*Exercise*: List every line in this data where the string "比例東北" occurs.

*Given records*:
>> begin
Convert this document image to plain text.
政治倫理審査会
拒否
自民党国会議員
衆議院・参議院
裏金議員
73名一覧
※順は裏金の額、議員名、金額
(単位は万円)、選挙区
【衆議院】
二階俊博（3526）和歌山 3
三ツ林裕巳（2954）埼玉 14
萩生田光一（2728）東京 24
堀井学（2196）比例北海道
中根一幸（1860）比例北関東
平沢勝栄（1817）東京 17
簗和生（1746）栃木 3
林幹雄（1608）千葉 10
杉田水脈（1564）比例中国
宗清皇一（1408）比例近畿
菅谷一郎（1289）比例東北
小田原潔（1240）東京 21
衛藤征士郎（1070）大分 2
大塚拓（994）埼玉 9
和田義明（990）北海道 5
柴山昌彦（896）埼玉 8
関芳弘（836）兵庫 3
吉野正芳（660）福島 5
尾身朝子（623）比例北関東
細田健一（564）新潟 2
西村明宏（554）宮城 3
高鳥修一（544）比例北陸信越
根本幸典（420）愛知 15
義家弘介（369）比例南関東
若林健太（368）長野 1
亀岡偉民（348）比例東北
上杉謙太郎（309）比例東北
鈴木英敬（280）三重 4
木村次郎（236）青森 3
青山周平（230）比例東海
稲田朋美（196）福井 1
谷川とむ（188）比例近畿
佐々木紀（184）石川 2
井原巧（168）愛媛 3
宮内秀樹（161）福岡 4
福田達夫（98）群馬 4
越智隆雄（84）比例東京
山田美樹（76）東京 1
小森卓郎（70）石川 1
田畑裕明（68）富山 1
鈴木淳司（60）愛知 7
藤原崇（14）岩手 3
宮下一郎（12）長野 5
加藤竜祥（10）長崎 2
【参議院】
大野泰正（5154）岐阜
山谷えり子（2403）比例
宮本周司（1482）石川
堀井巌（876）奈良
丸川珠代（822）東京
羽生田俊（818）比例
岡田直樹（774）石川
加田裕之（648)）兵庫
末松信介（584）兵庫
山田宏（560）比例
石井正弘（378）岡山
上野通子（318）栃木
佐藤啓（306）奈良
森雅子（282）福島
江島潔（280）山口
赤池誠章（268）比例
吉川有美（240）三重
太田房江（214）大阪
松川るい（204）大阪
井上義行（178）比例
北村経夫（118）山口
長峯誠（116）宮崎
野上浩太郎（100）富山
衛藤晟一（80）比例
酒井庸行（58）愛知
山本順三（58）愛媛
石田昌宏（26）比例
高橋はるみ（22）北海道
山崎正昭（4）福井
>> end
*Task answer*:
菅谷一郎（1289）比例東北
亀岡偉民（348）比例東北
上杉謙太郎（309）比例東北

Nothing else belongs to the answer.